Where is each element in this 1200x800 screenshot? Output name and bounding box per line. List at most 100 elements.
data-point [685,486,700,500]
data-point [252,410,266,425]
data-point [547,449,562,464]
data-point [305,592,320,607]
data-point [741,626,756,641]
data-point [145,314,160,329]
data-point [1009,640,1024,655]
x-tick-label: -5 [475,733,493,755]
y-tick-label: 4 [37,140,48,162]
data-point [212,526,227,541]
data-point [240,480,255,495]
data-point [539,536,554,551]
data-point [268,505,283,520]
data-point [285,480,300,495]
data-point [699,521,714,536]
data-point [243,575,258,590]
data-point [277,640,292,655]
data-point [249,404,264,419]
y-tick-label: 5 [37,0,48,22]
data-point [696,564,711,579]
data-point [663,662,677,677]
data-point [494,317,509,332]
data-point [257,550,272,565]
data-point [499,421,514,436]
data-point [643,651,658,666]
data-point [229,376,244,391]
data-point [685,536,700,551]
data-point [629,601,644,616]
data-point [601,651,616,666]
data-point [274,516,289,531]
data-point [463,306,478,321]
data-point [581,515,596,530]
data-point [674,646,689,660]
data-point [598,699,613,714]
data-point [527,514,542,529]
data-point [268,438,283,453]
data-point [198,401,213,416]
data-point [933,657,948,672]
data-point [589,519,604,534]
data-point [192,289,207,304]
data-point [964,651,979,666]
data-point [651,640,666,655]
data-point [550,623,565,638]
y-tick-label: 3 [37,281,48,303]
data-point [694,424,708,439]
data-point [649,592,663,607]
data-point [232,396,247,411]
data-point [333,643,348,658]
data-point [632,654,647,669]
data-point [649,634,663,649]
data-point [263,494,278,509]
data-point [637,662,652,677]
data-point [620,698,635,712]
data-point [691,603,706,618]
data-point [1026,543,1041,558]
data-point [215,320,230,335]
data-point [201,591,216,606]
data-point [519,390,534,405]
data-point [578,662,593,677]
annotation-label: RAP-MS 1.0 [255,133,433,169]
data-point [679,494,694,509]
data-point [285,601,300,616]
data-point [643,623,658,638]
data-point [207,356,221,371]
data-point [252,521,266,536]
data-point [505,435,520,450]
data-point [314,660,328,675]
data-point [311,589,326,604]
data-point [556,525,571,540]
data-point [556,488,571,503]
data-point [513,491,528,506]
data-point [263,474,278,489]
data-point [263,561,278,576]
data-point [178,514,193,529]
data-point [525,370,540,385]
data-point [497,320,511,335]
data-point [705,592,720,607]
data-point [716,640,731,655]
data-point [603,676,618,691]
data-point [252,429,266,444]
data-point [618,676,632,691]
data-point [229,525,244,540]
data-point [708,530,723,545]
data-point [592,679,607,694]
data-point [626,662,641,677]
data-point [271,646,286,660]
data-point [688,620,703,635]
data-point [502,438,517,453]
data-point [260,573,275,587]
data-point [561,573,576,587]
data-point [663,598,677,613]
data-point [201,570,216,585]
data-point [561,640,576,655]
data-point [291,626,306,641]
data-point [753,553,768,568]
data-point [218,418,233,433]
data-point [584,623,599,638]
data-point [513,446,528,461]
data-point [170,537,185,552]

+ + + +

● Stated problem:
Reproduce the data above verbatim, keeping every line in its original order.

● Written solution:
Where is each element in this 1200x800 screenshot? Output name and bounding box per line. List at most 100 elements.
data-point [685,486,700,500]
data-point [252,410,266,425]
data-point [547,449,562,464]
data-point [305,592,320,607]
data-point [741,626,756,641]
data-point [145,314,160,329]
data-point [1009,640,1024,655]
x-tick-label: -5 [475,733,493,755]
y-tick-label: 4 [37,140,48,162]
data-point [212,526,227,541]
data-point [240,480,255,495]
data-point [539,536,554,551]
data-point [268,505,283,520]
data-point [285,480,300,495]
data-point [699,521,714,536]
data-point [243,575,258,590]
data-point [277,640,292,655]
data-point [249,404,264,419]
y-tick-label: 5 [37,0,48,22]
data-point [696,564,711,579]
data-point [663,662,677,677]
data-point [494,317,509,332]
data-point [257,550,272,565]
data-point [499,421,514,436]
data-point [643,651,658,666]
data-point [229,376,244,391]
data-point [685,536,700,551]
data-point [629,601,644,616]
data-point [601,651,616,666]
data-point [274,516,289,531]
data-point [463,306,478,321]
data-point [581,515,596,530]
data-point [674,646,689,660]
data-point [598,699,613,714]
data-point [527,514,542,529]
data-point [268,438,283,453]
data-point [198,401,213,416]
data-point [933,657,948,672]
data-point [589,519,604,534]
data-point [192,289,207,304]
data-point [964,651,979,666]
data-point [651,640,666,655]
data-point [550,623,565,638]
y-tick-label: 3 [37,281,48,303]
data-point [694,424,708,439]
data-point [649,592,663,607]
data-point [232,396,247,411]
data-point [333,643,348,658]
data-point [632,654,647,669]
data-point [649,634,663,649]
data-point [263,494,278,509]
data-point [637,662,652,677]
data-point [620,698,635,712]
data-point [691,603,706,618]
data-point [1026,543,1041,558]
data-point [215,320,230,335]
data-point [201,591,216,606]
data-point [519,390,534,405]
data-point [578,662,593,677]
annotation-label: RAP-MS 1.0 [255,133,433,169]
data-point [679,494,694,509]
data-point [285,601,300,616]
data-point [643,623,658,638]
data-point [207,356,221,371]
data-point [252,521,266,536]
data-point [505,435,520,450]
data-point [314,660,328,675]
data-point [311,589,326,604]
data-point [556,525,571,540]
data-point [556,488,571,503]
data-point [513,491,528,506]
data-point [263,474,278,489]
data-point [263,561,278,576]
data-point [178,514,193,529]
data-point [525,370,540,385]
data-point [497,320,511,335]
data-point [705,592,720,607]
data-point [716,640,731,655]
data-point [603,676,618,691]
data-point [252,429,266,444]
data-point [618,676,632,691]
data-point [229,525,244,540]
data-point [708,530,723,545]
data-point [592,679,607,694]
data-point [626,662,641,677]
data-point [271,646,286,660]
data-point [688,620,703,635]
data-point [502,438,517,453]
data-point [260,573,275,587]
data-point [561,573,576,587]
data-point [663,598,677,613]
data-point [201,570,216,585]
data-point [561,640,576,655]
data-point [291,626,306,641]
data-point [753,553,768,568]
data-point [218,418,233,433]
data-point [584,623,599,638]
data-point [513,446,528,461]
data-point [170,537,185,552]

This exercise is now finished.